● **Your objective**
Using the data beneath, show every line that includes the word "NTTC".
[START Dataset records]
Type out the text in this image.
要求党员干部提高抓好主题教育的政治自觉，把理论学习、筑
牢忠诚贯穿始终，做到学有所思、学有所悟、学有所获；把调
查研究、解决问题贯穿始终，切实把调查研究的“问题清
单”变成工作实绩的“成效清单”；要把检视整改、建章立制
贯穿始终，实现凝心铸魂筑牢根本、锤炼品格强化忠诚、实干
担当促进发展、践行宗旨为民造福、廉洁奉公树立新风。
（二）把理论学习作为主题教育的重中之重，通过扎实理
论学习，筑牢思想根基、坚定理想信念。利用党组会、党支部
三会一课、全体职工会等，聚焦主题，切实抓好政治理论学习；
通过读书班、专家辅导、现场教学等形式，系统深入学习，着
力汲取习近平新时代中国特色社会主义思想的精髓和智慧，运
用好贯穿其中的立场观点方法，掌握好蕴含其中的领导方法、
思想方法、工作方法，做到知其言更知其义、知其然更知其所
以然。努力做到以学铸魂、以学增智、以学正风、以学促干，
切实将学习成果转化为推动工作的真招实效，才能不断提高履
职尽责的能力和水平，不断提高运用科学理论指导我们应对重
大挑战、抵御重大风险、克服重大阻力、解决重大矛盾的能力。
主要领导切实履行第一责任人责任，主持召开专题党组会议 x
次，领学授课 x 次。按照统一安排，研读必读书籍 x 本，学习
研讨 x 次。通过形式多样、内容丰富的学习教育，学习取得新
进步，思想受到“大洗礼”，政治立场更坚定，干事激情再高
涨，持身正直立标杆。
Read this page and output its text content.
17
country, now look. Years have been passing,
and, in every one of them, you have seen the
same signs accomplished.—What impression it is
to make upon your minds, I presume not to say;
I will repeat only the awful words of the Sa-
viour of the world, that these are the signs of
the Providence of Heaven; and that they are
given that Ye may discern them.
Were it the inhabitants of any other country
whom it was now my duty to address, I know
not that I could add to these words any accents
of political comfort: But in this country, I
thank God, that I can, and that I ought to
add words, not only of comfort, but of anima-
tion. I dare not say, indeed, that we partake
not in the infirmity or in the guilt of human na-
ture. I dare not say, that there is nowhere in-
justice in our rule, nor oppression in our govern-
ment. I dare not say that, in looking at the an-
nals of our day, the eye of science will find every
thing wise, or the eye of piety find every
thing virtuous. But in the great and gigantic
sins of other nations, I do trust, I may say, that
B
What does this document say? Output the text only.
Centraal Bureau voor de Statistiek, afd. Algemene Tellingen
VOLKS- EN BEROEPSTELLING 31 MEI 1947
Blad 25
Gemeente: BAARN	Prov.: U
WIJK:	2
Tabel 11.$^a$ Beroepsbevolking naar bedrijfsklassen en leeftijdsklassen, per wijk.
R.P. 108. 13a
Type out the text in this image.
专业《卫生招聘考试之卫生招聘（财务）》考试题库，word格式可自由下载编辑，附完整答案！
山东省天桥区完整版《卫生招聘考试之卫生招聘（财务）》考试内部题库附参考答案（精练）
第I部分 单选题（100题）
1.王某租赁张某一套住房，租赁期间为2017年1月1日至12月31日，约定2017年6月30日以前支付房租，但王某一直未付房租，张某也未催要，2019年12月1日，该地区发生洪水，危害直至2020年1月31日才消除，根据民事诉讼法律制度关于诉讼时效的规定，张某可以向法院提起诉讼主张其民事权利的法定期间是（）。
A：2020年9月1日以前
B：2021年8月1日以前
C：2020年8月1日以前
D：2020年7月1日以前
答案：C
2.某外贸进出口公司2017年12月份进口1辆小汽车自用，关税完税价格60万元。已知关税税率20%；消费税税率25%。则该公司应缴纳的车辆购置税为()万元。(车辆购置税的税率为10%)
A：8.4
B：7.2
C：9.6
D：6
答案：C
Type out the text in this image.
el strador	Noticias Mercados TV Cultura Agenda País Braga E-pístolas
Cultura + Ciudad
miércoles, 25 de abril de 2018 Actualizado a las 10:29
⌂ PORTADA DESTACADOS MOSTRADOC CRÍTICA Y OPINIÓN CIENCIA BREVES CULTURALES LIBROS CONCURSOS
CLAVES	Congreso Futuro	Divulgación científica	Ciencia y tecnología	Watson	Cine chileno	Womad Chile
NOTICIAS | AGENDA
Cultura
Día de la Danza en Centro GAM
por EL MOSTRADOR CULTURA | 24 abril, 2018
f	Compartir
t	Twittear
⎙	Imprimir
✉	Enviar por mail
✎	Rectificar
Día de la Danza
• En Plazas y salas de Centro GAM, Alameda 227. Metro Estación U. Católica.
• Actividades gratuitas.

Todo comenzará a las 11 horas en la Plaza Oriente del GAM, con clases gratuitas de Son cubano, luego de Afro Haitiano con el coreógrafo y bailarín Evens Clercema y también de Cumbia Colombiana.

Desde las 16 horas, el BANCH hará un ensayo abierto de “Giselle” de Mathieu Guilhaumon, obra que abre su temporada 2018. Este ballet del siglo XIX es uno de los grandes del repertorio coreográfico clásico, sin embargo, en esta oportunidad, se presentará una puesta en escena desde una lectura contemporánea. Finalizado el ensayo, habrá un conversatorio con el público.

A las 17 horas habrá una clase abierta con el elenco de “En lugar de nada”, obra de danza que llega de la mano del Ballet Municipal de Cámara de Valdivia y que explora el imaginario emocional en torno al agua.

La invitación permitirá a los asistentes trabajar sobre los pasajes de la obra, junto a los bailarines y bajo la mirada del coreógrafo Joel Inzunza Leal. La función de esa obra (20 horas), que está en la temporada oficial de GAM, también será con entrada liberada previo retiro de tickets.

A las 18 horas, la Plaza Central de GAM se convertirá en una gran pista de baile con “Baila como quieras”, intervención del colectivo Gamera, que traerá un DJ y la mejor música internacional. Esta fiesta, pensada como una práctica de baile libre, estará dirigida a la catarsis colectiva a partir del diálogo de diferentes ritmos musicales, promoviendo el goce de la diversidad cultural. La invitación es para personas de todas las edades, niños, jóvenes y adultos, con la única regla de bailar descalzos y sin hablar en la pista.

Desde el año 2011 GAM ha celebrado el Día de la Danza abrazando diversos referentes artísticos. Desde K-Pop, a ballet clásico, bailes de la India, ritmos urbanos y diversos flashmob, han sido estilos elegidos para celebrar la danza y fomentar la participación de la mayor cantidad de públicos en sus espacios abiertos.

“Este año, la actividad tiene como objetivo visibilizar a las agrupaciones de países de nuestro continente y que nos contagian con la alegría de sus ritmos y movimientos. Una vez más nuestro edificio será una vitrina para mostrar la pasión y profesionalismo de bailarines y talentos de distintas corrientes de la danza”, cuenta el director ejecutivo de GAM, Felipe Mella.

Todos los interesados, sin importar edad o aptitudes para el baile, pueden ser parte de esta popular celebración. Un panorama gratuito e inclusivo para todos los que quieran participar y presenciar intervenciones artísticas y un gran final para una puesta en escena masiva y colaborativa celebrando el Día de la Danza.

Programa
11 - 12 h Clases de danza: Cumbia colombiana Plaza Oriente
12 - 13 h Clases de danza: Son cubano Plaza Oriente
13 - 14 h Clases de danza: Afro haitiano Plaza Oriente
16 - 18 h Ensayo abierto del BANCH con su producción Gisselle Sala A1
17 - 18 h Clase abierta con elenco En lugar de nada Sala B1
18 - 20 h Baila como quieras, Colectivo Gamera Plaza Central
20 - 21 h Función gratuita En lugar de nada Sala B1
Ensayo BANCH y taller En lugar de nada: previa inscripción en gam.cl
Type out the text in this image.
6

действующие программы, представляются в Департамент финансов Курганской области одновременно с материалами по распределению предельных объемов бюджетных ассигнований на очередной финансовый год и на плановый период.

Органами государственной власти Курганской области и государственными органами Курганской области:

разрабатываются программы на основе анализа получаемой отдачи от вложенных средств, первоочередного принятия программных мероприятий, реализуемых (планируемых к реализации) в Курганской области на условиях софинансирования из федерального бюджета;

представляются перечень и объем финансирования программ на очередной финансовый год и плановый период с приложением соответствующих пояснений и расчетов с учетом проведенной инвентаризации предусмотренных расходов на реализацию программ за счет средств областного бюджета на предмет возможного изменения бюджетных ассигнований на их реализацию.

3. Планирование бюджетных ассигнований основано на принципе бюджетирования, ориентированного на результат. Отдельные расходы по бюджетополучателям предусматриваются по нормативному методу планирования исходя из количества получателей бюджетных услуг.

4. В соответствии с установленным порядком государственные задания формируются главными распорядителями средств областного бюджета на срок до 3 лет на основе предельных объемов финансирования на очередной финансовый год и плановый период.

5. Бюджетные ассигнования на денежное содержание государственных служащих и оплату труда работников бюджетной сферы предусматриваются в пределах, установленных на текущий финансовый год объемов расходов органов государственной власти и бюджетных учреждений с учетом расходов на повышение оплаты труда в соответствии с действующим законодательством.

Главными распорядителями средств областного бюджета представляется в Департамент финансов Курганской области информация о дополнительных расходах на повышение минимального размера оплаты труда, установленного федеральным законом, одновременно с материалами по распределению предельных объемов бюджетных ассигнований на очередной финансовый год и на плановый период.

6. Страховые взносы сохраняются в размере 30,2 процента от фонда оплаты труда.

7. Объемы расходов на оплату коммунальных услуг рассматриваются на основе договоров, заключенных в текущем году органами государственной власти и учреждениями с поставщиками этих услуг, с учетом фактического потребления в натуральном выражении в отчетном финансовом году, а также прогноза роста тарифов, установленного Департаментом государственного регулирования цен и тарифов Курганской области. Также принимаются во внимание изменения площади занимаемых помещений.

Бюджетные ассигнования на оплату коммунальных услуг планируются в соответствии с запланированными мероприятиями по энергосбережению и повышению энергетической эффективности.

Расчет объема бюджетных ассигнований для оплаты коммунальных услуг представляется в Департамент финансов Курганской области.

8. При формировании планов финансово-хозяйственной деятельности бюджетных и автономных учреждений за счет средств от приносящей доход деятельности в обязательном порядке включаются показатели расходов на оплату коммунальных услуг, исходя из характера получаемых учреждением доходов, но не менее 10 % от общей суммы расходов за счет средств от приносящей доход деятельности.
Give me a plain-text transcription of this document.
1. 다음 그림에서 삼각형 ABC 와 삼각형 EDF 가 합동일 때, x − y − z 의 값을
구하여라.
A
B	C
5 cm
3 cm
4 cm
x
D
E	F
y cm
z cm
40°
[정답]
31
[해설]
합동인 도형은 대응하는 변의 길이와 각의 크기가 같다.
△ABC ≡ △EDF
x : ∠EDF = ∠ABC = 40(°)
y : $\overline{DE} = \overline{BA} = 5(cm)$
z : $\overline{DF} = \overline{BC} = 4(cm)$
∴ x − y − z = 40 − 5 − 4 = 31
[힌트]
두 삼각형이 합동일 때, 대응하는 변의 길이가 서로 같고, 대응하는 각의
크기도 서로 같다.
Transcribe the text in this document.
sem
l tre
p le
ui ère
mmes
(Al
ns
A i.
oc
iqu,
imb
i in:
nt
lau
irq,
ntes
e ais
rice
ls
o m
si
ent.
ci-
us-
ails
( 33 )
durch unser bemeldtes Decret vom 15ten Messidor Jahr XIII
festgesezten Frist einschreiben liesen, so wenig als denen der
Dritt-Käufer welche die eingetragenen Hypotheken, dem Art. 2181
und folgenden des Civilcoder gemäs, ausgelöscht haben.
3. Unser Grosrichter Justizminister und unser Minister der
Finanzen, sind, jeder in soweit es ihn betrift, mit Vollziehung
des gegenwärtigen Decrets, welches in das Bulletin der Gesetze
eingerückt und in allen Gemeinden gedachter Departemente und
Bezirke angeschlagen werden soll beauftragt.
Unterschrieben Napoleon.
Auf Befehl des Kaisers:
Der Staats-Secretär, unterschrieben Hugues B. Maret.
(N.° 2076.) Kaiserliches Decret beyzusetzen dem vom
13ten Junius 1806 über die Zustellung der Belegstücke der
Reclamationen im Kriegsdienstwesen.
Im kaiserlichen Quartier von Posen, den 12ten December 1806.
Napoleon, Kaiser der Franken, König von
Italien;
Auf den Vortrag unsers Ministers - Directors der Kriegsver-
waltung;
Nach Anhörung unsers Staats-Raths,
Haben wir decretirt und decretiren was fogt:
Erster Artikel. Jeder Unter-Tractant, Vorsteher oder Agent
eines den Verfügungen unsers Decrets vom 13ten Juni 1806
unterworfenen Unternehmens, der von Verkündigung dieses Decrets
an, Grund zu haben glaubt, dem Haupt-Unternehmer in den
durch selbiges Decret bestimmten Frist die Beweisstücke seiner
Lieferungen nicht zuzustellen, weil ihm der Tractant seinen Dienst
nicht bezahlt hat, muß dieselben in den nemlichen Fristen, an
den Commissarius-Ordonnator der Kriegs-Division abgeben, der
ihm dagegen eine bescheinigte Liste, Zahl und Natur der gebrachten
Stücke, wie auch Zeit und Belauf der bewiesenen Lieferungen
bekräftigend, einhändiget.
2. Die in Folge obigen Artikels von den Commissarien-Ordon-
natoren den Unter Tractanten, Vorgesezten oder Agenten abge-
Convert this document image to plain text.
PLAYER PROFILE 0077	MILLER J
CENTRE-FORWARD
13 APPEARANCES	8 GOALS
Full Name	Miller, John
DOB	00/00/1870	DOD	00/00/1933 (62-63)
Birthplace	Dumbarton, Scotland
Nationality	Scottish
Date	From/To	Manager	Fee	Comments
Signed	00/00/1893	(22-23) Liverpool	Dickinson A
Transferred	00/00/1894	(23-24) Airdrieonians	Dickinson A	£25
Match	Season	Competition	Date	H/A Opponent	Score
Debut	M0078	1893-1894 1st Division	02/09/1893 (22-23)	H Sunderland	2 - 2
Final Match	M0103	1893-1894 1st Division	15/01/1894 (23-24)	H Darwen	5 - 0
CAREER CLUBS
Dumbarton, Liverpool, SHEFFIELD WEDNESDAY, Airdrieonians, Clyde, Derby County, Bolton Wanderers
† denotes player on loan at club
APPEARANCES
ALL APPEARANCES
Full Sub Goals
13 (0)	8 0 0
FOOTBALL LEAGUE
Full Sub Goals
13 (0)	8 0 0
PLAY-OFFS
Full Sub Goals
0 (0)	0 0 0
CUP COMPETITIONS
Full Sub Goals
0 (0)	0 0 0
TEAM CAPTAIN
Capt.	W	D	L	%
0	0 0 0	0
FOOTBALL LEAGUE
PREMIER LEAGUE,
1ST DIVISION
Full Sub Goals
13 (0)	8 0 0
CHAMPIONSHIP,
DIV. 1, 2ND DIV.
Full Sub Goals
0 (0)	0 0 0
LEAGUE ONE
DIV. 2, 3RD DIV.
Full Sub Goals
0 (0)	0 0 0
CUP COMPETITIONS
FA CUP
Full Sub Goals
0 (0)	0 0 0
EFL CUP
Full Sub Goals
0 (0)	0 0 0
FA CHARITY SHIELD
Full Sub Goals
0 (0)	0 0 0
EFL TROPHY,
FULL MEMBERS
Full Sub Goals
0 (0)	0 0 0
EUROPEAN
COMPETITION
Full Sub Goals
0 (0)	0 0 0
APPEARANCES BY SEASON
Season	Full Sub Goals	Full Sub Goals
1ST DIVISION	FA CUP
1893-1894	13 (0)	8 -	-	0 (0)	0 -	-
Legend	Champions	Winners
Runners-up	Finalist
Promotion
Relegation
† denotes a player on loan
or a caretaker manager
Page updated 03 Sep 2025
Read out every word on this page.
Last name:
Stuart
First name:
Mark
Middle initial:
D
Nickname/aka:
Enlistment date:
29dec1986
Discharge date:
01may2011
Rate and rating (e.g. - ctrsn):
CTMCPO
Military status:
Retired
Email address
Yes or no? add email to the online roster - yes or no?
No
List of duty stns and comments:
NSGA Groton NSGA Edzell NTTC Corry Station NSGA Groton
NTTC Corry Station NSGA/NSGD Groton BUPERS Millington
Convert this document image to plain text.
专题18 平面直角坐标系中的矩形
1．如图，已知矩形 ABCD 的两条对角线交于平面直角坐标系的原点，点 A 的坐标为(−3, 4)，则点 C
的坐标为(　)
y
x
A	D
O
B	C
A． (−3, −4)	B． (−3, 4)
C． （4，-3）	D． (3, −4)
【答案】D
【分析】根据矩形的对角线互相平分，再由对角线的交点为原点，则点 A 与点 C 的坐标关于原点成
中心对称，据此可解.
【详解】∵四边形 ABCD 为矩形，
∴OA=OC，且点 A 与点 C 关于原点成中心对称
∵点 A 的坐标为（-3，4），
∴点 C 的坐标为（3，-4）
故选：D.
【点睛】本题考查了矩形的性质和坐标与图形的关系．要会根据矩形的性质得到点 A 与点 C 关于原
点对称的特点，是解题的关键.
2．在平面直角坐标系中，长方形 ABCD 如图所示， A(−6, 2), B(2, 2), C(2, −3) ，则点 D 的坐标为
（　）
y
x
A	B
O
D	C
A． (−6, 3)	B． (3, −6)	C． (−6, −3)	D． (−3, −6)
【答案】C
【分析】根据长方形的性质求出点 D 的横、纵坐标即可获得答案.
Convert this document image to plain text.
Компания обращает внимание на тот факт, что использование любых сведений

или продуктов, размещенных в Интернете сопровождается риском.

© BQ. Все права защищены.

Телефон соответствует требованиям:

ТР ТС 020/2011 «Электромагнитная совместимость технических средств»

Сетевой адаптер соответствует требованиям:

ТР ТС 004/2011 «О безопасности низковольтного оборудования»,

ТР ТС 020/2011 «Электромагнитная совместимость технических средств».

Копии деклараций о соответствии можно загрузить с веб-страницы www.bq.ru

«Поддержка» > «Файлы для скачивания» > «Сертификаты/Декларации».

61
[END Dataset records]
● **Result**
NSGA Groton NSGA Edzell NTTC Corry Station NSGA Groton
NTTC Corry Station NSGA/NSGD Groton BUPERS Millington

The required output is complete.